# YOUR GOAL
Quote all of the data below exactly, please.

(Entries taken from a collection)
* BEGIN *

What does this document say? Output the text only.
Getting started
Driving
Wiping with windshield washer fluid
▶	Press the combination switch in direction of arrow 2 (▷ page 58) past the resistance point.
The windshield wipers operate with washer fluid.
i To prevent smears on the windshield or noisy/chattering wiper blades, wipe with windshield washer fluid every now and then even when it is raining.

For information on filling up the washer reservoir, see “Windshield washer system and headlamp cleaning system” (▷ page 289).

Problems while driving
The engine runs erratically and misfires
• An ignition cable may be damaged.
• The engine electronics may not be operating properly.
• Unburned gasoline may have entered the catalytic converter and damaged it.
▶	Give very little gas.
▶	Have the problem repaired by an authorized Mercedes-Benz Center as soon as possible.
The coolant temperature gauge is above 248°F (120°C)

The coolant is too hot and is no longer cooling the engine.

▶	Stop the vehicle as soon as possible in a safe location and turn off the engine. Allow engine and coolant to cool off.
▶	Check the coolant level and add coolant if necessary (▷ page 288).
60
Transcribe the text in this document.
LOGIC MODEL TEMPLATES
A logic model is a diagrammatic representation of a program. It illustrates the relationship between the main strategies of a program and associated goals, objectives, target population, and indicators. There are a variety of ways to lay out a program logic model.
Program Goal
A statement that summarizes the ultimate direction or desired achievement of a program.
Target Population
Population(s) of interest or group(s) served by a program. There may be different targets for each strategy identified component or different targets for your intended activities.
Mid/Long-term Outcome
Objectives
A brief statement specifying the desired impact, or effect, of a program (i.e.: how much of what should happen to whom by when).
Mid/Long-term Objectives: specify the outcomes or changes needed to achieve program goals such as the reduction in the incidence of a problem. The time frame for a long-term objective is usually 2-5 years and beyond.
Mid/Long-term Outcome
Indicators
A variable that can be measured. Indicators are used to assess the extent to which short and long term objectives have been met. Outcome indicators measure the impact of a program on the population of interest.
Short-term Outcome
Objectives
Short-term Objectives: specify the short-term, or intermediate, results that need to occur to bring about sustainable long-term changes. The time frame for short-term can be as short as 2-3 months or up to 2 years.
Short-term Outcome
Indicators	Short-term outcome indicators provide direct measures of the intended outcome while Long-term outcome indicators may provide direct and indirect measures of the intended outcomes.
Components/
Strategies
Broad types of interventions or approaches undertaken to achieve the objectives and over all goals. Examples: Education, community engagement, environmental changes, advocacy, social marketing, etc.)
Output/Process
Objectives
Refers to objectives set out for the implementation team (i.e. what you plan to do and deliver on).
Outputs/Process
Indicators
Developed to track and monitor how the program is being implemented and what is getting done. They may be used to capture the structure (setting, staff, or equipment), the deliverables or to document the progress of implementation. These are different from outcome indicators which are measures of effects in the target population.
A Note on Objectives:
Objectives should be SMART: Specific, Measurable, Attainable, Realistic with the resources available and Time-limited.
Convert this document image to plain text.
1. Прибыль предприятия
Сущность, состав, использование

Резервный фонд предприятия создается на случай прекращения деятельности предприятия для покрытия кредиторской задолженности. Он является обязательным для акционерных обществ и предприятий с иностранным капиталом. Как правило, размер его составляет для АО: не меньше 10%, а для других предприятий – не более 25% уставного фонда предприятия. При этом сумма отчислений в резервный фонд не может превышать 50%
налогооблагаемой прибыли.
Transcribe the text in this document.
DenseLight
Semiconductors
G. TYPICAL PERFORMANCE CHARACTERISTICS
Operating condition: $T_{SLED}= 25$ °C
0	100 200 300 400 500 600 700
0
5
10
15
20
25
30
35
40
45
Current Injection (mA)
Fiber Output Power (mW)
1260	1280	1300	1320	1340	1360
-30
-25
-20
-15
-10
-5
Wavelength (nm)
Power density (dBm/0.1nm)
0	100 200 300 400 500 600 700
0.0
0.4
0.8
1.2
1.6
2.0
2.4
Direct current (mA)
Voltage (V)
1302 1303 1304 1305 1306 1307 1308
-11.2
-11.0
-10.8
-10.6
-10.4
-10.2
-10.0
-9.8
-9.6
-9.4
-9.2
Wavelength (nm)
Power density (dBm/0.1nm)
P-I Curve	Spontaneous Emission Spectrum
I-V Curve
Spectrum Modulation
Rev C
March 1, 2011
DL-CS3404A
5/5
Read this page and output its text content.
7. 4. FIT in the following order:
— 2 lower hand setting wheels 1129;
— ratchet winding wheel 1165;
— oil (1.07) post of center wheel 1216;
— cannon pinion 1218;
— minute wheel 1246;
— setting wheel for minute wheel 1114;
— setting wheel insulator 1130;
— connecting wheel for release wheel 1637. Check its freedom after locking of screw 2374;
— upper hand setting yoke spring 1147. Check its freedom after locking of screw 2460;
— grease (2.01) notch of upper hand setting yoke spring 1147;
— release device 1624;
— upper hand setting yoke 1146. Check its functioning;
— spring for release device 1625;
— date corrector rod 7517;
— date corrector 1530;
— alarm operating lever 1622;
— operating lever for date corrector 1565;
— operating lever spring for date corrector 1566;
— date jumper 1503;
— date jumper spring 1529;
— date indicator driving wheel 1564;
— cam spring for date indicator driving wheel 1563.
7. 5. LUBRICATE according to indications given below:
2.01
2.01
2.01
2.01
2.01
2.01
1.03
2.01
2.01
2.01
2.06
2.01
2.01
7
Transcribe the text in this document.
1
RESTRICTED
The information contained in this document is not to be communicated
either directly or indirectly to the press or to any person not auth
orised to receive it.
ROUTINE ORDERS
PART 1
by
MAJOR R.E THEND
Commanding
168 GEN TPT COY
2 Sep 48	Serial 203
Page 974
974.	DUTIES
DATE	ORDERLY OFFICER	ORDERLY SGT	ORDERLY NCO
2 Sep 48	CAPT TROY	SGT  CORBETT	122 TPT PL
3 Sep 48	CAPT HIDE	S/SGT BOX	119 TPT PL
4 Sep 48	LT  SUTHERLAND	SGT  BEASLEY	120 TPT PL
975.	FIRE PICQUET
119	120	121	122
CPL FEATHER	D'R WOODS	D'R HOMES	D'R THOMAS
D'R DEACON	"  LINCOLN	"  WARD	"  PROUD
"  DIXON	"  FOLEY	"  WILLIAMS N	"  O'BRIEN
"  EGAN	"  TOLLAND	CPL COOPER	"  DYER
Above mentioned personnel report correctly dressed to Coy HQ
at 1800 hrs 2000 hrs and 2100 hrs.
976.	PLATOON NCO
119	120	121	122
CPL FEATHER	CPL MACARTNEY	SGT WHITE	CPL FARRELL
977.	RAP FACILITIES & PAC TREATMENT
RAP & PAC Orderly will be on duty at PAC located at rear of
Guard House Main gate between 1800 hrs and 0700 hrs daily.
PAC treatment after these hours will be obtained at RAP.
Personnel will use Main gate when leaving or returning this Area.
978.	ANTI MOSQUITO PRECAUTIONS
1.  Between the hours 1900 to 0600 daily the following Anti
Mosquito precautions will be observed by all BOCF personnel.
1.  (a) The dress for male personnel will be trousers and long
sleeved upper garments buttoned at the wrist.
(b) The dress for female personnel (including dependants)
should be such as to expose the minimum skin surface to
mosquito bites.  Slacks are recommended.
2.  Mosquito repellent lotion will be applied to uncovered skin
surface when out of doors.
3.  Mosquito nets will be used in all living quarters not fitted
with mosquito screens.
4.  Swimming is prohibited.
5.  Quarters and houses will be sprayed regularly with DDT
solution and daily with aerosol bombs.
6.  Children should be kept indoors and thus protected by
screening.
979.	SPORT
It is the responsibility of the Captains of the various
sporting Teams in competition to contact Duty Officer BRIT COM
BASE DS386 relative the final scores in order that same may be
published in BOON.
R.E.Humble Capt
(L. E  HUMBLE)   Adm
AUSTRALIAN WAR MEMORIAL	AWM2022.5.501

* END *

# ANSWER FOR THE TASK
What does this document say? Output the text only.
Getting started
Driving
Wiping with windshield washer fluid
▶	Press the combination switch in direction of arrow 2 (▷ page 58) past the resistance point.
The windshield wipers operate with washer fluid.
i To prevent smears on the windshield or noisy/chattering wiper blades, wipe with windshield washer fluid every now and then even when it is raining.

For information on filling up the washer reservoir, see “Windshield washer system and headlamp cleaning system” (▷ page 289).

Problems while driving
The engine runs erratically and misfires
• An ignition cable may be damaged.
• The engine electronics may not be operating properly.
• Unburned gasoline may have entered the catalytic converter and damaged it.
▶	Give very little gas.
▶	Have the problem repaired by an authorized Mercedes-Benz Center as soon as possible.
The coolant temperature gauge is above 248°F (120°C)

The coolant is too hot and is no longer cooling the engine.

▶	Stop the vehicle as soon as possible in a safe location and turn off the engine. Allow engine and coolant to cool off.
▶	Check the coolant level and add coolant if necessary (▷ page 288).
60
Transcribe the text in this document.
LOGIC MODEL TEMPLATES
A logic model is a diagrammatic representation of a program. It illustrates the relationship between the main strategies of a program and associated goals, objectives, target population, and indicators. There are a variety of ways to lay out a program logic model.
Program Goal
A statement that summarizes the ultimate direction or desired achievement of a program.
Target Population
Population(s) of interest or group(s) served by a program. There may be different targets for each strategy identified component or different targets for your intended activities.
Mid/Long-term Outcome
Objectives
A brief statement specifying the desired impact, or effect, of a program (i.e.: how much of what should happen to whom by when).
Mid/Long-term Objectives: specify the outcomes or changes needed to achieve program goals such as the reduction in the incidence of a problem. The time frame for a long-term objective is usually 2-5 years and beyond.
Mid/Long-term Outcome
Indicators
A variable that can be measured. Indicators are used to assess the extent to which short and long term objectives have been met. Outcome indicators measure the impact of a program on the population of interest.
Short-term Outcome
Objectives
Short-term Objectives: specify the short-term, or intermediate, results that need to occur to bring about sustainable long-term changes. The time frame for short-term can be as short as 2-3 months or up to 2 years.
Short-term Outcome
Indicators	Short-term outcome indicators provide direct measures of the intended outcome while Long-term outcome indicators may provide direct and indirect measures of the intended outcomes.
Components/
Strategies
Broad types of interventions or approaches undertaken to achieve the objectives and over all goals. Examples: Education, community engagement, environmental changes, advocacy, social marketing, etc.)
Output/Process
Objectives
Refers to objectives set out for the implementation team (i.e. what you plan to do and deliver on).
Outputs/Process
Indicators
Developed to track and monitor how the program is being implemented and what is getting done. They may be used to capture the structure (setting, staff, or equipment), the deliverables or to document the progress of implementation. These are different from outcome indicators which are measures of effects in the target population.
A Note on Objectives:
Objectives should be SMART: Specific, Measurable, Attainable, Realistic with the resources available and Time-limited.
Convert this document image to plain text.
1. Прибыль предприятия
Сущность, состав, использование

Резервный фонд предприятия создается на случай прекращения деятельности предприятия для покрытия кредиторской задолженности. Он является обязательным для акционерных обществ и предприятий с иностранным капиталом. Как правило, размер его составляет для АО: не меньше 10%, а для других предприятий – не более 25% уставного фонда предприятия. При этом сумма отчислений в резервный фонд не может превышать 50%
налогооблагаемой прибыли.
Transcribe the text in this document.
DenseLight
Semiconductors
G. TYPICAL PERFORMANCE CHARACTERISTICS
Operating condition: $T_{SLED}= 25$ °C
0	100 200 300 400 500 600 700
0
5
10
15
20
25
30
35
40
45
Current Injection (mA)
Fiber Output Power (mW)
1260	1280	1300	1320	1340	1360
-30
-25
-20
-15
-10
-5
Wavelength (nm)
Power density (dBm/0.1nm)
0	100 200 300 400 500 600 700
0.0
0.4
0.8
1.2
1.6
2.0
2.4
Direct current (mA)
Voltage (V)
1302 1303 1304 1305 1306 1307 1308
-11.2
-11.0
-10.8
-10.6
-10.4
-10.2
-10.0
-9.8
-9.6
-9.4
-9.2
Wavelength (nm)
Power density (dBm/0.1nm)
P-I Curve	Spontaneous Emission Spectrum
I-V Curve
Spectrum Modulation
Rev C
March 1, 2011
DL-CS3404A
5/5
Read this page and output its text content.
7. 4. FIT in the following order:
— 2 lower hand setting wheels 1129;
— ratchet winding wheel 1165;
— oil (1.07) post of center wheel 1216;
— cannon pinion 1218;
— minute wheel 1246;
— setting wheel for minute wheel 1114;
— setting wheel insulator 1130;
— connecting wheel for release wheel 1637. Check its freedom after locking of screw 2374;
— upper hand setting yoke spring 1147. Check its freedom after locking of screw 2460;
— grease (2.01) notch of upper hand setting yoke spring 1147;
— release device 1624;
— upper hand setting yoke 1146. Check its functioning;
— spring for release device 1625;
— date corrector rod 7517;
— date corrector 1530;
— alarm operating lever 1622;
— operating lever for date corrector 1565;
— operating lever spring for date corrector 1566;
— date jumper 1503;
— date jumper spring 1529;
— date indicator driving wheel 1564;
— cam spring for date indicator driving wheel 1563.
7. 5. LUBRICATE according to indications given below:
2.01
2.01
2.01
2.01
2.01
2.01
1.03
2.01
2.01
2.01
2.06
2.01
2.01
7
Transcribe the text in this document.
1
RESTRICTED
The information contained in this document is not to be communicated
either directly or indirectly to the press or to any person not auth
orised to receive it.
ROUTINE ORDERS
PART 1
by
MAJOR R.E THEND
Commanding
168 GEN TPT COY
2 Sep 48	Serial 203
Page 974
974.	DUTIES
DATE	ORDERLY OFFICER	ORDERLY SGT	ORDERLY NCO
2 Sep 48	CAPT TROY	SGT  CORBETT	122 TPT PL
3 Sep 48	CAPT HIDE	S/SGT BOX	119 TPT PL
4 Sep 48	LT  SUTHERLAND	SGT  BEASLEY	120 TPT PL
975.	FIRE PICQUET
119	120	121	122
CPL FEATHER	D'R WOODS	D'R HOMES	D'R THOMAS
D'R DEACON	"  LINCOLN	"  WARD	"  PROUD
"  DIXON	"  FOLEY	"  WILLIAMS N	"  O'BRIEN
"  EGAN	"  TOLLAND	CPL COOPER	"  DYER
Above mentioned personnel report correctly dressed to Coy HQ
at 1800 hrs 2000 hrs and 2100 hrs.
976.	PLATOON NCO
119	120	121	122
CPL FEATHER	CPL MACARTNEY	SGT WHITE	CPL FARRELL
977.	RAP FACILITIES & PAC TREATMENT
RAP & PAC Orderly will be on duty at PAC located at rear of
Guard House Main gate between 1800 hrs and 0700 hrs daily.
PAC treatment after these hours will be obtained at RAP.
Personnel will use Main gate when leaving or returning this Area.
978.	ANTI MOSQUITO PRECAUTIONS
1.  Between the hours 1900 to 0600 daily the following Anti
Mosquito precautions will be observed by all BOCF personnel.
1.  (a) The dress for male personnel will be trousers and long
sleeved upper garments buttoned at the wrist.
(b) The dress for female personnel (including dependants)
should be such as to expose the minimum skin surface to
mosquito bites.  Slacks are recommended.
2.  Mosquito repellent lotion will be applied to uncovered skin
surface when out of doors.
3.  Mosquito nets will be used in all living quarters not fitted
with mosquito screens.
4.  Swimming is prohibited.
5.  Quarters and houses will be sprayed regularly with DDT
solution and daily with aerosol bombs.
6.  Children should be kept indoors and thus protected by
screening.
979.	SPORT
It is the responsibility of the Captains of the various
sporting Teams in competition to contact Duty Officer BRIT COM
BASE DS386 relative the final scores in order that same may be
published in BOON.
R.E.Humble Capt
(L. E  HUMBLE)   Adm
AUSTRALIAN WAR MEMORIAL	AWM2022.5.501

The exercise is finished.